§ **Instructions for the task**: All lines below must be repeated exactly, with the pictures omitted.

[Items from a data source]
------------------------------------------------------------

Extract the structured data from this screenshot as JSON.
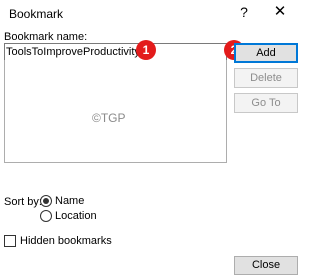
{
  "window": {
    "title": "Bookmark",
    "help_glyph": "?",
    "close_glyph": "✕"
  },
  "bookmark_name": {
    "label": "Bookmark name:",
    "value": "ToolsToImproveProductivity"
  },
  "buttons": {
    "add": "Add",
    "delete": "Delete",
    "go_to": "Go To",
    "close": "Close"
  },
  "watermark": "©TGP",
  "sort_by": {
    "label": "Sort by:",
    "options": [
      "Name",
      "Location"
    ],
    "selected": "Name"
  },
  "hidden_bookmarks": {
    "label": "Hidden bookmarks",
    "checked": false
  },
  "markers": [
    "1",
    "2"
  ],
  "colors": {
    "marker": "#e31b1b",
    "focus_border": "#0078d7"
  }
}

------------------------------------------------------------

§ **Output for this task**:
Extract the structured data from this screenshot as JSON.
{
  "window": {
    "title": "Bookmark",
    "help_glyph": "?",
    "close_glyph": "✕"
  },
  "bookmark_name": {
    "label": "Bookmark name:",
    "value": "ToolsToImproveProductivity"
  },
  "buttons": {
    "add": "Add",
    "delete": "Delete",
    "go_to": "Go To",
    "close": "Close"
  },
  "watermark": "©TGP",
  "sort_by": {
    "label": "Sort by:",
    "options": [
      "Name",
      "Location"
    ],
    "selected": "Name"
  },
  "hidden_bookmarks": {
    "label": "Hidden bookmarks",
    "checked": false
  },
  "markers": [
    "1",
    "2"
  ],
  "colors": {
    "marker": "#e31b1b",
    "focus_border": "#0078d7"
  }
}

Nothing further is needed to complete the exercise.